Written problem: Retype the full set of records. Keep every character identical.
Start of Materials provided
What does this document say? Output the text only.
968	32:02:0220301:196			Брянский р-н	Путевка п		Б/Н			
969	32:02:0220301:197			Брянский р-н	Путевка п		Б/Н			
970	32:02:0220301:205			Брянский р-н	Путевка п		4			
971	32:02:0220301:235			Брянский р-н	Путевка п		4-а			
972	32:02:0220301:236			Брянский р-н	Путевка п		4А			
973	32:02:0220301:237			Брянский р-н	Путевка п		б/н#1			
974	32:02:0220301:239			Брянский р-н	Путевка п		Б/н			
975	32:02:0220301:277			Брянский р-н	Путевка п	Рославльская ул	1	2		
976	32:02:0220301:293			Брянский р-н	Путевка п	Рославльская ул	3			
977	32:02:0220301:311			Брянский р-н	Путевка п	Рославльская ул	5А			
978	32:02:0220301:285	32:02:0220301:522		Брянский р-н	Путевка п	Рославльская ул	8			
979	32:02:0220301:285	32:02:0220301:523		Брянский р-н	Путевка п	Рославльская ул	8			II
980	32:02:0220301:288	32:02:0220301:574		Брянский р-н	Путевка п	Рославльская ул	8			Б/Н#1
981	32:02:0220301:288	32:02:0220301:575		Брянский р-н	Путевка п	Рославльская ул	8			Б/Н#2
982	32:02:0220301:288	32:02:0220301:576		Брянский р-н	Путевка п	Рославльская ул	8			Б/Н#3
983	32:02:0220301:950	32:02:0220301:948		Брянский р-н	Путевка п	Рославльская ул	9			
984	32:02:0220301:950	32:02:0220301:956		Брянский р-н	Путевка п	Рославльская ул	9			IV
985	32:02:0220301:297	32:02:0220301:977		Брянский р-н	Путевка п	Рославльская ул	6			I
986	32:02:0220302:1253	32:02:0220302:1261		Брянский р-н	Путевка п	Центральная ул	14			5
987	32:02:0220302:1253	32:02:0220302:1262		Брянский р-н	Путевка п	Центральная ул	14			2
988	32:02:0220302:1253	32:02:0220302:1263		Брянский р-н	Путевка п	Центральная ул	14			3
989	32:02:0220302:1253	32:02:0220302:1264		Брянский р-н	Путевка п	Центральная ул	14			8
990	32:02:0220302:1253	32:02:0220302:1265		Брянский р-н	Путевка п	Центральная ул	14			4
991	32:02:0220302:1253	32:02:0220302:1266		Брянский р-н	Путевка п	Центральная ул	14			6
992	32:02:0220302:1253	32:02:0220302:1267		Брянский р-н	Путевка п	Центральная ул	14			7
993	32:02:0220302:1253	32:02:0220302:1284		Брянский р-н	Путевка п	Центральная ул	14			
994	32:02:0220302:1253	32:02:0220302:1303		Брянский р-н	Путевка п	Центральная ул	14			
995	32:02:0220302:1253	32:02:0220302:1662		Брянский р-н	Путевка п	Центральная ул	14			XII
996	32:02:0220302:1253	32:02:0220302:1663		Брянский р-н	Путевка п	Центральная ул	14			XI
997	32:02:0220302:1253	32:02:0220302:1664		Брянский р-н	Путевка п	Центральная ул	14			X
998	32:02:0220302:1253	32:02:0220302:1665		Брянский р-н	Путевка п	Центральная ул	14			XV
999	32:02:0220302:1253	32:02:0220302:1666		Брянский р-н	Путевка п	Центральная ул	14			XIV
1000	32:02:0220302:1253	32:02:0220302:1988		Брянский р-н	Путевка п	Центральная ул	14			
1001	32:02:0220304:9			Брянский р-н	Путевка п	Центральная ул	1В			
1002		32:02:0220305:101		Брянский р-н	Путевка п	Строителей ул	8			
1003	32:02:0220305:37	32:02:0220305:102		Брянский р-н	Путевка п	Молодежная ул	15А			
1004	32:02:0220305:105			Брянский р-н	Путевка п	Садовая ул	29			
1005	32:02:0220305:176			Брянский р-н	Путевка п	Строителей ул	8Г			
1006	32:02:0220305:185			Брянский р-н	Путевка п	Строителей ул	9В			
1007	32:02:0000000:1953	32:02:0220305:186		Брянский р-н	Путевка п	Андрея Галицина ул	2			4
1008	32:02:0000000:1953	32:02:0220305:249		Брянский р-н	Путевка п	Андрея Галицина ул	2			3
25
End of Materials provided
Correct output:
What does this document say? Output the text only.
968	32:02:0220301:196			Брянский р-н	Путевка п		Б/Н			
969	32:02:0220301:197			Брянский р-н	Путевка п		Б/Н			
970	32:02:0220301:205			Брянский р-н	Путевка п		4			
971	32:02:0220301:235			Брянский р-н	Путевка п		4-а			
972	32:02:0220301:236			Брянский р-н	Путевка п		4А			
973	32:02:0220301:237			Брянский р-н	Путевка п		б/н#1			
974	32:02:0220301:239			Брянский р-н	Путевка п		Б/н			
975	32:02:0220301:277			Брянский р-н	Путевка п	Рославльская ул	1	2		
976	32:02:0220301:293			Брянский р-н	Путевка п	Рославльская ул	3			
977	32:02:0220301:311			Брянский р-н	Путевка п	Рославльская ул	5А			
978	32:02:0220301:285	32:02:0220301:522		Брянский р-н	Путевка п	Рославльская ул	8			
979	32:02:0220301:285	32:02:0220301:523		Брянский р-н	Путевка п	Рославльская ул	8			II
980	32:02:0220301:288	32:02:0220301:574		Брянский р-н	Путевка п	Рославльская ул	8			Б/Н#1
981	32:02:0220301:288	32:02:0220301:575		Брянский р-н	Путевка п	Рославльская ул	8			Б/Н#2
982	32:02:0220301:288	32:02:0220301:576		Брянский р-н	Путевка п	Рославльская ул	8			Б/Н#3
983	32:02:0220301:950	32:02:0220301:948		Брянский р-н	Путевка п	Рославльская ул	9			
984	32:02:0220301:950	32:02:0220301:956		Брянский р-н	Путевка п	Рославльская ул	9			IV
985	32:02:0220301:297	32:02:0220301:977		Брянский р-н	Путевка п	Рославльская ул	6			I
986	32:02:0220302:1253	32:02:0220302:1261		Брянский р-н	Путевка п	Центральная ул	14			5
987	32:02:0220302:1253	32:02:0220302:1262		Брянский р-н	Путевка п	Центральная ул	14			2
988	32:02:0220302:1253	32:02:0220302:1263		Брянский р-н	Путевка п	Центральная ул	14			3
989	32:02:0220302:1253	32:02:0220302:1264		Брянский р-н	Путевка п	Центральная ул	14			8
990	32:02:0220302:1253	32:02:0220302:1265		Брянский р-н	Путевка п	Центральная ул	14			4
991	32:02:0220302:1253	32:02:0220302:1266		Брянский р-н	Путевка п	Центральная ул	14			6
992	32:02:0220302:1253	32:02:0220302:1267		Брянский р-н	Путевка п	Центральная ул	14			7
993	32:02:0220302:1253	32:02:0220302:1284		Брянский р-н	Путевка п	Центральная ул	14			
994	32:02:0220302:1253	32:02:0220302:1303		Брянский р-н	Путевка п	Центральная ул	14			
995	32:02:0220302:1253	32:02:0220302:1662		Брянский р-н	Путевка п	Центральная ул	14			XII
996	32:02:0220302:1253	32:02:0220302:1663		Брянский р-н	Путевка п	Центральная ул	14			XI
997	32:02:0220302:1253	32:02:0220302:1664		Брянский р-н	Путевка п	Центральная ул	14			X
998	32:02:0220302:1253	32:02:0220302:1665		Брянский р-н	Путевка п	Центральная ул	14			XV
999	32:02:0220302:1253	32:02:0220302:1666		Брянский р-н	Путевка п	Центральная ул	14			XIV
1000	32:02:0220302:1253	32:02:0220302:1988		Брянский р-н	Путевка п	Центральная ул	14			
1001	32:02:0220304:9			Брянский р-н	Путевка п	Центральная ул	1В			
1002		32:02:0220305:101		Брянский р-н	Путевка п	Строителей ул	8			
1003	32:02:0220305:37	32:02:0220305:102		Брянский р-н	Путевка п	Молодежная ул	15А			
1004	32:02:0220305:105			Брянский р-н	Путевка п	Садовая ул	29			
1005	32:02:0220305:176			Брянский р-н	Путевка п	Строителей ул	8Г			
1006	32:02:0220305:185			Брянский р-н	Путевка п	Строителей ул	9В			
1007	32:02:0000000:1953	32:02:0220305:186		Брянский р-н	Путевка п	Андрея Галицина ул	2			4
1008	32:02:0000000:1953	32:02:0220305:249		Брянский р-н	Путевка п	Андрея Галицина ул	2			3
25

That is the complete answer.